— What this task involves —
Report only how many lines of the entries below contain the string "entre".

— Information given —
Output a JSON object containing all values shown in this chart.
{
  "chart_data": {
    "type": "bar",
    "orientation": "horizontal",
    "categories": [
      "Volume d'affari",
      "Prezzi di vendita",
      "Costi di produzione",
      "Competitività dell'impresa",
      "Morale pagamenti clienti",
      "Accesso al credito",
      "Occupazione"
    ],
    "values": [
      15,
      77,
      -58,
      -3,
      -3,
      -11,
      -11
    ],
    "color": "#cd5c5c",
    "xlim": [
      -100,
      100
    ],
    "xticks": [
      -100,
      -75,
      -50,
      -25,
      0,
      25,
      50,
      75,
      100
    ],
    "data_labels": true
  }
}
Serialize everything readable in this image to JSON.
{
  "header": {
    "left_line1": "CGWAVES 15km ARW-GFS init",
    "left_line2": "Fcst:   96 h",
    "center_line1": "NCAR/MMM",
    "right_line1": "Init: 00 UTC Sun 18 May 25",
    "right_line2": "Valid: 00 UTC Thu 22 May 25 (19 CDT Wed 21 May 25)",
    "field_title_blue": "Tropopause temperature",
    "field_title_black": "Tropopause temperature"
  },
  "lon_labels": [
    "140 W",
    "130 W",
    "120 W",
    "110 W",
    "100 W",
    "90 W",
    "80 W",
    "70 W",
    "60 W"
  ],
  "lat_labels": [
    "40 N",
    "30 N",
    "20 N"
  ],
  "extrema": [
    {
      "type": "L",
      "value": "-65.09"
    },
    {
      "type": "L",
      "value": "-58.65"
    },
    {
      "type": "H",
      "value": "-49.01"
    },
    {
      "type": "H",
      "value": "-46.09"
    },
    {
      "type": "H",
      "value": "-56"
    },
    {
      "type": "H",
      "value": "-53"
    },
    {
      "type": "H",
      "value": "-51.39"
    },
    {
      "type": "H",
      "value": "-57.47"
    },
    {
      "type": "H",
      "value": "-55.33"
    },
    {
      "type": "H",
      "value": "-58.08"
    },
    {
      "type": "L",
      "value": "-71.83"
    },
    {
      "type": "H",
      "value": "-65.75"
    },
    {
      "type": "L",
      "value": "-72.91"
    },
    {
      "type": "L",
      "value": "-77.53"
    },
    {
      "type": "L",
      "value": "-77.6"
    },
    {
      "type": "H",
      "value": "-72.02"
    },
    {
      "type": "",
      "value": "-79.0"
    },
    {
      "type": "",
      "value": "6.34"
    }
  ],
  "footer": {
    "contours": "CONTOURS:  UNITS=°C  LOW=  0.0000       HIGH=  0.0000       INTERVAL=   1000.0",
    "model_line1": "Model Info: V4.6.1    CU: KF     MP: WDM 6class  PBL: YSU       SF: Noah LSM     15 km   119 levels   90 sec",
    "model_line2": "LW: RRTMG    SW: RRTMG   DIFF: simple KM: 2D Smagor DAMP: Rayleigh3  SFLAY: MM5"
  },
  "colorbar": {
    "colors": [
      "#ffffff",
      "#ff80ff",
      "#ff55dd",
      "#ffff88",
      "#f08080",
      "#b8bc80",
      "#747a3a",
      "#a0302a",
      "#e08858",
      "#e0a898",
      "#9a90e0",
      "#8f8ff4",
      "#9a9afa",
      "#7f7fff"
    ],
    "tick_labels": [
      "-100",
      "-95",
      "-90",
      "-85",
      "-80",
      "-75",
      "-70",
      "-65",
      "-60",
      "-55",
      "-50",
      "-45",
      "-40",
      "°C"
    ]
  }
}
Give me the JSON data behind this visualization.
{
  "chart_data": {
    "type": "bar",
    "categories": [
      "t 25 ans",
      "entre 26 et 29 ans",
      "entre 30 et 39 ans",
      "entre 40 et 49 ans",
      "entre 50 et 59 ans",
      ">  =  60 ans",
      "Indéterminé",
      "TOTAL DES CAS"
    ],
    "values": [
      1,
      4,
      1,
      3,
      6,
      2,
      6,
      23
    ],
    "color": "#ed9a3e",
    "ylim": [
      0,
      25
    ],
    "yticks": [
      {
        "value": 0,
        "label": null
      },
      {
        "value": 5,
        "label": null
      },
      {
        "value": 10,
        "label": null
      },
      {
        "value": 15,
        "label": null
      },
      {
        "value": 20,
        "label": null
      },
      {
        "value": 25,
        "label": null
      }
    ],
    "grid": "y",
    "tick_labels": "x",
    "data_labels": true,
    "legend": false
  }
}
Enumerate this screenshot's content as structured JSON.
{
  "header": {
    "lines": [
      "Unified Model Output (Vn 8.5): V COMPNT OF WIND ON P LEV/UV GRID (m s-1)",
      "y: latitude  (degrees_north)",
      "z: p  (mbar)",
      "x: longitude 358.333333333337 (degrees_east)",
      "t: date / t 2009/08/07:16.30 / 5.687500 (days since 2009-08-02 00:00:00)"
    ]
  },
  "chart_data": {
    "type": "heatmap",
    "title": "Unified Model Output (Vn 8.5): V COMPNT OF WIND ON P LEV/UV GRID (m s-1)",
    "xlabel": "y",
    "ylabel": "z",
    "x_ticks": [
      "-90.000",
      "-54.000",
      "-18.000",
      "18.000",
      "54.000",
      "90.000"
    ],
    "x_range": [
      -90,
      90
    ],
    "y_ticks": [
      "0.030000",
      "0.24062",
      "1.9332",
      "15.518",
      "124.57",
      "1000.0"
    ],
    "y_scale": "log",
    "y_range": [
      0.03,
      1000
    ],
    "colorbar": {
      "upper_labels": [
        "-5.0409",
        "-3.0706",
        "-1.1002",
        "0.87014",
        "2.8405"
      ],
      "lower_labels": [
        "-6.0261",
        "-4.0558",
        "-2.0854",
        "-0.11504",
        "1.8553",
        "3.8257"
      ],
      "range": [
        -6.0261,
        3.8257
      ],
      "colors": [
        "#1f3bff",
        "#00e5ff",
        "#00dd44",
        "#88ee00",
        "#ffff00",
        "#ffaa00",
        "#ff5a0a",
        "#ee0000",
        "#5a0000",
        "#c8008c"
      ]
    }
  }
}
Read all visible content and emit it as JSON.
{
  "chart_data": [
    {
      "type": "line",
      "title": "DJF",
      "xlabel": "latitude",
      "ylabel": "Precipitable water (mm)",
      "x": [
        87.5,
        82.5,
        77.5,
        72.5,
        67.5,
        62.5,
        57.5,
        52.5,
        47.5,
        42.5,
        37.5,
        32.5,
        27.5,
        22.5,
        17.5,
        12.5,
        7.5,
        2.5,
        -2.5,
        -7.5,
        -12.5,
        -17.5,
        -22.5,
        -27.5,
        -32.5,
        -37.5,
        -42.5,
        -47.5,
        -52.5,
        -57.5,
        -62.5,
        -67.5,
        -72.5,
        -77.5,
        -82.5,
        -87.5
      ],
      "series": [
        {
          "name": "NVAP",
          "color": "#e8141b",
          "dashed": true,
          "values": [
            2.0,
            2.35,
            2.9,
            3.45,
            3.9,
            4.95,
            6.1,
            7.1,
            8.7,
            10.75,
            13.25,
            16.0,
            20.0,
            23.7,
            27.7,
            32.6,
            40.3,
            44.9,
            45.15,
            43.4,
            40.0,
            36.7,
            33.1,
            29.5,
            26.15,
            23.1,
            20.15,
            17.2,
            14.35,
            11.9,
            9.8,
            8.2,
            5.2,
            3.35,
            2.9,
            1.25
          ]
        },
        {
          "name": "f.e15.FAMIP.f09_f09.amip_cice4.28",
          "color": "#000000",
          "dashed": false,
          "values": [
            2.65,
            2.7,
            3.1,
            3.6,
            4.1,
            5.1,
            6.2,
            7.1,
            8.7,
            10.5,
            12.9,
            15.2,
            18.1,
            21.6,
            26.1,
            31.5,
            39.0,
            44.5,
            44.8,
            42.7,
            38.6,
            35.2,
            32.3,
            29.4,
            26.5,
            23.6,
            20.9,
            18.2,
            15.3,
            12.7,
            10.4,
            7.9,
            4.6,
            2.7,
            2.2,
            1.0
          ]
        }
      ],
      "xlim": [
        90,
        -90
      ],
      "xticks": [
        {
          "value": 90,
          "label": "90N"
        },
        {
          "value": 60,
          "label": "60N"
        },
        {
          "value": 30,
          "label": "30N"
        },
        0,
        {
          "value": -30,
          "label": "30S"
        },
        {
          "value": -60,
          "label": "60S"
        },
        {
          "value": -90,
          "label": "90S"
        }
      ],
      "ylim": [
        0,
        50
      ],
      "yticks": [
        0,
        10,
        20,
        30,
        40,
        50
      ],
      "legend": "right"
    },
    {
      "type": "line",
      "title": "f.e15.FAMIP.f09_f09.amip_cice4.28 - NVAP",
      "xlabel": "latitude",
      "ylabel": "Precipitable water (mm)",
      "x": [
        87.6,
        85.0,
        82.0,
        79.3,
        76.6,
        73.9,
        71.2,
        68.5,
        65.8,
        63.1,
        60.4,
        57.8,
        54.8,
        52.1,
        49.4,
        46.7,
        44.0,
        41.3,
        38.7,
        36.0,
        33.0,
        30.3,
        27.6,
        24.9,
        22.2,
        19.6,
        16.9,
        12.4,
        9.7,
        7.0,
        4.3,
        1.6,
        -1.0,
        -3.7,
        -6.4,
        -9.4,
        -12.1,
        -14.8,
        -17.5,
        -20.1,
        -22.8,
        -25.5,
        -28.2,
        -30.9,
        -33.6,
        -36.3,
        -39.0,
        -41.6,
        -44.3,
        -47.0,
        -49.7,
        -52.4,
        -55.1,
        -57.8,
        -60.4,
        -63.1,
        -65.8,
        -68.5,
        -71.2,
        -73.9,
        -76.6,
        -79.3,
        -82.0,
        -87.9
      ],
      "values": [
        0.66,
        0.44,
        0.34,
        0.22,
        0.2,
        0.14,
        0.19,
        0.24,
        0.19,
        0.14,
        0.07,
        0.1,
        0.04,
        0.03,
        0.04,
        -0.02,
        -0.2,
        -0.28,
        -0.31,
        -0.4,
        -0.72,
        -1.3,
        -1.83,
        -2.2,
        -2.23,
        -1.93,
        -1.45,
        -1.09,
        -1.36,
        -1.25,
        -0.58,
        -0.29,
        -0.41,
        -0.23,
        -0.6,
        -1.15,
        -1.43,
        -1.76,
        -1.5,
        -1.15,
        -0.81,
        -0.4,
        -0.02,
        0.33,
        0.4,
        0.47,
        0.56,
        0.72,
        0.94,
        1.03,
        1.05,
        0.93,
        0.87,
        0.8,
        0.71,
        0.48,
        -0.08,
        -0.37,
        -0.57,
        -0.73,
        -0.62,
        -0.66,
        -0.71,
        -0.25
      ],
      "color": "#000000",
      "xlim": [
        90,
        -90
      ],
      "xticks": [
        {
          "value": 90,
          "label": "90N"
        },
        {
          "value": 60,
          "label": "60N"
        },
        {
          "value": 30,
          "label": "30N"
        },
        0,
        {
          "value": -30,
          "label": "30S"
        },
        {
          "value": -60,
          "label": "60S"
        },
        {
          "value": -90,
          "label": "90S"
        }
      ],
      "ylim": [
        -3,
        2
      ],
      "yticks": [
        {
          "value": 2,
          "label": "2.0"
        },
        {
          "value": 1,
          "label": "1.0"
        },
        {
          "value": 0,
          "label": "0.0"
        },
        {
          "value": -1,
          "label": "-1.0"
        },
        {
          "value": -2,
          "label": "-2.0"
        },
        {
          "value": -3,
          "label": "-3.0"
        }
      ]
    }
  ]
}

— Output for this exercise —
4